** START OF EXTRACTED INFORMATION **

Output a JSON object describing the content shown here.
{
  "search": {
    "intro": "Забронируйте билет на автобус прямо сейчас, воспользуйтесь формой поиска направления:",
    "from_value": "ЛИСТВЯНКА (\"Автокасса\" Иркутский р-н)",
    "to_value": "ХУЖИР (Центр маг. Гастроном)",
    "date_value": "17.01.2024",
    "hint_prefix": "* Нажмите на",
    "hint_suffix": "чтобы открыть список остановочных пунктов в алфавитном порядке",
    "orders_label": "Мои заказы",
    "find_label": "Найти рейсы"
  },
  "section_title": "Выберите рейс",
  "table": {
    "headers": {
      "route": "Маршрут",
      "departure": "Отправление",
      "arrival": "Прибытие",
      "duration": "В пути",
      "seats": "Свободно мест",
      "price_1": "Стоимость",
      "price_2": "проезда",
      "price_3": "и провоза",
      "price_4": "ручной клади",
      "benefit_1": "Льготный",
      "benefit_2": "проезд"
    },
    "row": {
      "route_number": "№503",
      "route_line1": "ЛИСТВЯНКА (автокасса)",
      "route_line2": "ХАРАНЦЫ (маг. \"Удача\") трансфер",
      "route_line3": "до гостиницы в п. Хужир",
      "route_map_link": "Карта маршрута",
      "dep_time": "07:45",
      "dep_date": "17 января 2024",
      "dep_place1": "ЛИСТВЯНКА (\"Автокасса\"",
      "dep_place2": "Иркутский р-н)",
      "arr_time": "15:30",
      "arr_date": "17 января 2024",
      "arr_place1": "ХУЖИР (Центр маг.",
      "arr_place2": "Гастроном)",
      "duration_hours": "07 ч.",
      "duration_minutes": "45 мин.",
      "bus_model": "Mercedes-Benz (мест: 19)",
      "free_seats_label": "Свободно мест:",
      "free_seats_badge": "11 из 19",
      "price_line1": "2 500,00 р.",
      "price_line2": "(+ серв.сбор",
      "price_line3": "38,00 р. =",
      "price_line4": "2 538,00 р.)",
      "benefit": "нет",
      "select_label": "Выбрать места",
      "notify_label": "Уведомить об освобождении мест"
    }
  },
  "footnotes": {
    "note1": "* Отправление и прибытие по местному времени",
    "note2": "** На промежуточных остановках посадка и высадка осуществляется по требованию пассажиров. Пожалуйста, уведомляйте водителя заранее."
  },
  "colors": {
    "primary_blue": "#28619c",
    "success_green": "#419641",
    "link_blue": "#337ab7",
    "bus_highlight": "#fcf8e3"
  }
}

** END OF EXTRACTED INFORMATION **

*STATED TASK*: Write out the records above again, keeping each one identical to the original.

*THE ANSWER*:
Output a JSON object describing the content shown here.
{
  "search": {
    "intro": "Забронируйте билет на автобус прямо сейчас, воспользуйтесь формой поиска направления:",
    "from_value": "ЛИСТВЯНКА (\"Автокасса\" Иркутский р-н)",
    "to_value": "ХУЖИР (Центр маг. Гастроном)",
    "date_value": "17.01.2024",
    "hint_prefix": "* Нажмите на",
    "hint_suffix": "чтобы открыть список остановочных пунктов в алфавитном порядке",
    "orders_label": "Мои заказы",
    "find_label": "Найти рейсы"
  },
  "section_title": "Выберите рейс",
  "table": {
    "headers": {
      "route": "Маршрут",
      "departure": "Отправление",
      "arrival": "Прибытие",
      "duration": "В пути",
      "seats": "Свободно мест",
      "price_1": "Стоимость",
      "price_2": "проезда",
      "price_3": "и провоза",
      "price_4": "ручной клади",
      "benefit_1": "Льготный",
      "benefit_2": "проезд"
    },
    "row": {
      "route_number": "№503",
      "route_line1": "ЛИСТВЯНКА (автокасса)",
      "route_line2": "ХАРАНЦЫ (маг. \"Удача\") трансфер",
      "route_line3": "до гостиницы в п. Хужир",
      "route_map_link": "Карта маршрута",
      "dep_time": "07:45",
      "dep_date": "17 января 2024",
      "dep_place1": "ЛИСТВЯНКА (\"Автокасса\"",
      "dep_place2": "Иркутский р-н)",
      "arr_time": "15:30",
      "arr_date": "17 января 2024",
      "arr_place1": "ХУЖИР (Центр маг.",
      "arr_place2": "Гастроном)",
      "duration_hours": "07 ч.",
      "duration_minutes": "45 мин.",
      "bus_model": "Mercedes-Benz (мест: 19)",
      "free_seats_label": "Свободно мест:",
      "free_seats_badge": "11 из 19",
      "price_line1": "2 500,00 р.",
      "price_line2": "(+ серв.сбор",
      "price_line3": "38,00 р. =",
      "price_line4": "2 538,00 р.)",
      "benefit": "нет",
      "select_label": "Выбрать места",
      "notify_label": "Уведомить об освобождении мест"
    }
  },
  "footnotes": {
    "note1": "* Отправление и прибытие по местному времени",
    "note2": "** На промежуточных остановках посадка и высадка осуществляется по требованию пассажиров. Пожалуйста, уведомляйте водителя заранее."
  },
  "colors": {
    "primary_blue": "#28619c",
    "success_green": "#419641",
    "link_blue": "#337ab7",
    "bus_highlight": "#fcf8e3"
  }
}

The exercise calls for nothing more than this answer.